Start MATERIAL

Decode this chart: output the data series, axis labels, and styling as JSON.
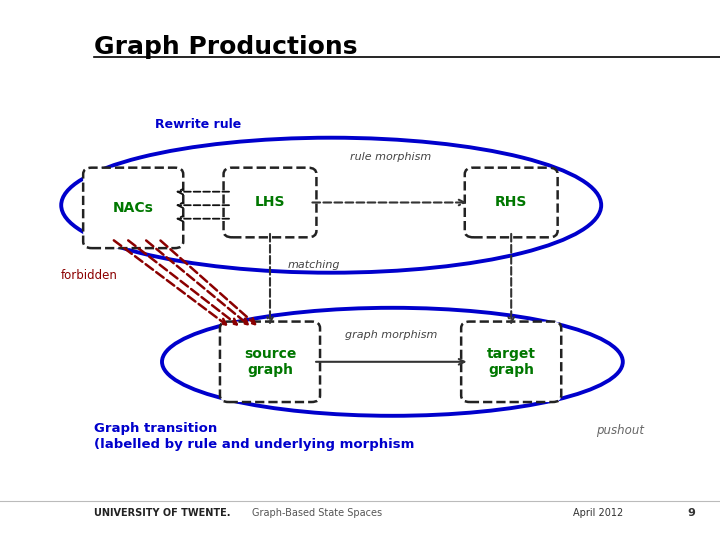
{
  "title": "Graph Productions",
  "bg_color": "#ffffff",
  "title_color": "#000000",
  "title_fontsize": 18,
  "rewrite_rule_label": "Rewrite rule",
  "rewrite_rule_color": "#0000cc",
  "graph_transition_line1": "Graph transition",
  "graph_transition_line2": "(labelled by rule and underlying morphism",
  "graph_transition_color": "#0000cc",
  "pushout_label": "pushout",
  "pushout_color": "#666666",
  "rule_morphism_label": "rule morphism",
  "matching_label": "matching",
  "graph_morphism_label": "graph morphism",
  "forbidden_label": "forbidden",
  "node_color": "#007700",
  "arrow_color": "#222222",
  "forbidden_color": "#8B0000",
  "dashed_color": "#333333",
  "footer_university": "UNIVERSITY OF TWENTE.",
  "footer_subtitle": "Graph-Based State Spaces",
  "footer_date": "April 2012",
  "footer_page": "9"
}
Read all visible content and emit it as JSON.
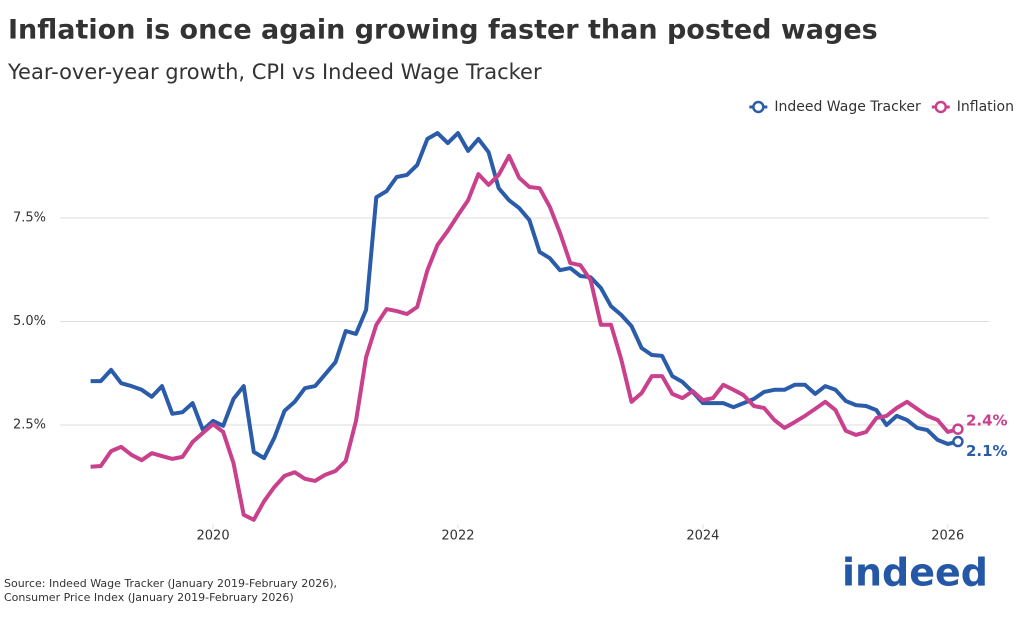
{
  "chart_data": {
    "type": "line",
    "title": "Inflation is once again growing faster than posted wages",
    "subtitle": "Year-over-year growth, CPI vs Indeed Wage Tracker",
    "source": [
      "Source: Indeed Wage Tracker (January 2019-February 2026),",
      "Consumer Price Index (January 2019-February 2026)"
    ],
    "logo": "indeed",
    "legend": "top-right",
    "grid": true,
    "xlim": [
      2018.75,
      2026.5
    ],
    "xticks": [
      2020,
      2022,
      2024,
      2026
    ],
    "ylim": [
      0,
      10
    ],
    "yticks": [
      {
        "value": 2.5,
        "label": "2.5%"
      },
      {
        "value": 5,
        "label": "5.0%"
      },
      {
        "value": 7.5,
        "label": "7.5%"
      }
    ],
    "x": [
      2019,
      2019.083,
      2019.167,
      2019.25,
      2019.333,
      2019.417,
      2019.5,
      2019.583,
      2019.667,
      2019.75,
      2019.833,
      2019.917,
      2020,
      2020.083,
      2020.167,
      2020.25,
      2020.333,
      2020.417,
      2020.5,
      2020.583,
      2020.667,
      2020.75,
      2020.833,
      2020.917,
      2021,
      2021.083,
      2021.167,
      2021.25,
      2021.333,
      2021.417,
      2021.5,
      2021.583,
      2021.667,
      2021.75,
      2021.833,
      2021.917,
      2022,
      2022.083,
      2022.167,
      2022.25,
      2022.333,
      2022.417,
      2022.5,
      2022.583,
      2022.667,
      2022.75,
      2022.833,
      2022.917,
      2023,
      2023.083,
      2023.167,
      2023.25,
      2023.333,
      2023.417,
      2023.5,
      2023.583,
      2023.667,
      2023.75,
      2023.833,
      2023.917,
      2024,
      2024.083,
      2024.167,
      2024.25,
      2024.333,
      2024.417,
      2024.5,
      2024.583,
      2024.667,
      2024.75,
      2024.833,
      2024.917,
      2025,
      2025.083,
      2025.167,
      2025.25,
      2025.333,
      2025.417,
      2025.5,
      2025.583,
      2025.667,
      2025.75,
      2025.833,
      2025.917,
      2026,
      2026.083
    ],
    "series": [
      {
        "name": "Indeed Wage Tracker",
        "color": "#2a5caa",
        "values": [
          3.56,
          3.56,
          3.83,
          3.51,
          3.44,
          3.35,
          3.18,
          3.44,
          2.77,
          2.81,
          3.03,
          2.38,
          2.6,
          2.48,
          3.13,
          3.44,
          1.85,
          1.7,
          2.19,
          2.84,
          3.06,
          3.39,
          3.44,
          3.73,
          4.02,
          4.77,
          4.7,
          5.28,
          8.0,
          8.15,
          8.49,
          8.54,
          8.78,
          9.41,
          9.55,
          9.31,
          9.55,
          9.12,
          9.41,
          9.09,
          8.22,
          7.93,
          7.74,
          7.45,
          6.68,
          6.53,
          6.24,
          6.29,
          6.1,
          6.07,
          5.81,
          5.37,
          5.16,
          4.89,
          4.36,
          4.19,
          4.17,
          3.68,
          3.54,
          3.3,
          3.03,
          3.03,
          3.03,
          2.93,
          3.03,
          3.13,
          3.3,
          3.35,
          3.35,
          3.47,
          3.47,
          3.25,
          3.44,
          3.35,
          3.08,
          2.98,
          2.96,
          2.86,
          2.5,
          2.72,
          2.62,
          2.43,
          2.38,
          2.14,
          2.04,
          2.1
        ],
        "value_labels": [
          null,
          null,
          null,
          null,
          null,
          null,
          null,
          null,
          null,
          null,
          null,
          null,
          null,
          null,
          null,
          null,
          null,
          null,
          null,
          null,
          null,
          null,
          null,
          null,
          null,
          null,
          null,
          null,
          null,
          null,
          null,
          null,
          null,
          null,
          null,
          null,
          null,
          null,
          null,
          null,
          null,
          null,
          null,
          null,
          null,
          null,
          null,
          null,
          null,
          null,
          null,
          null,
          null,
          null,
          null,
          null,
          null,
          null,
          null,
          null,
          null,
          null,
          null,
          null,
          null,
          null,
          null,
          null,
          null,
          null,
          null,
          null,
          null,
          null,
          null,
          null,
          null,
          null,
          null,
          null,
          null,
          null,
          null,
          null,
          null,
          "2.1%"
        ]
      },
      {
        "name": "Inflation",
        "color": "#c9408d",
        "values": [
          1.49,
          1.51,
          1.87,
          1.97,
          1.78,
          1.65,
          1.82,
          1.75,
          1.68,
          1.73,
          2.09,
          2.31,
          2.52,
          2.33,
          1.58,
          0.33,
          0.21,
          0.66,
          1.0,
          1.27,
          1.36,
          1.2,
          1.15,
          1.3,
          1.39,
          1.63,
          2.6,
          4.14,
          4.92,
          5.3,
          5.25,
          5.18,
          5.35,
          6.24,
          6.85,
          7.19,
          7.57,
          7.93,
          8.56,
          8.3,
          8.54,
          9.0,
          8.47,
          8.25,
          8.22,
          7.77,
          7.14,
          6.41,
          6.36,
          6.0,
          4.92,
          4.92,
          4.09,
          3.06,
          3.27,
          3.68,
          3.68,
          3.25,
          3.15,
          3.32,
          3.1,
          3.15,
          3.47,
          3.35,
          3.22,
          2.96,
          2.91,
          2.62,
          2.43,
          2.57,
          2.72,
          2.89,
          3.06,
          2.86,
          2.36,
          2.26,
          2.33,
          2.67,
          2.72,
          2.91,
          3.06,
          2.89,
          2.72,
          2.62,
          2.33,
          2.4
        ],
        "value_labels": [
          null,
          null,
          null,
          null,
          null,
          null,
          null,
          null,
          null,
          null,
          null,
          null,
          null,
          null,
          null,
          null,
          null,
          null,
          null,
          null,
          null,
          null,
          null,
          null,
          null,
          null,
          null,
          null,
          null,
          null,
          null,
          null,
          null,
          null,
          null,
          null,
          null,
          null,
          null,
          null,
          null,
          null,
          null,
          null,
          null,
          null,
          null,
          null,
          null,
          null,
          null,
          null,
          null,
          null,
          null,
          null,
          null,
          null,
          null,
          null,
          null,
          null,
          null,
          null,
          null,
          null,
          null,
          null,
          null,
          null,
          null,
          null,
          null,
          null,
          null,
          null,
          null,
          null,
          null,
          null,
          null,
          null,
          null,
          null,
          null,
          "2.4%"
        ]
      }
    ]
  }
}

End MATERIAL

● SHORT EXERCISE
Tally the lines in these entries that have the string "JSON" in them, then answer with the count and nothing else.

● THE RESPONSE
2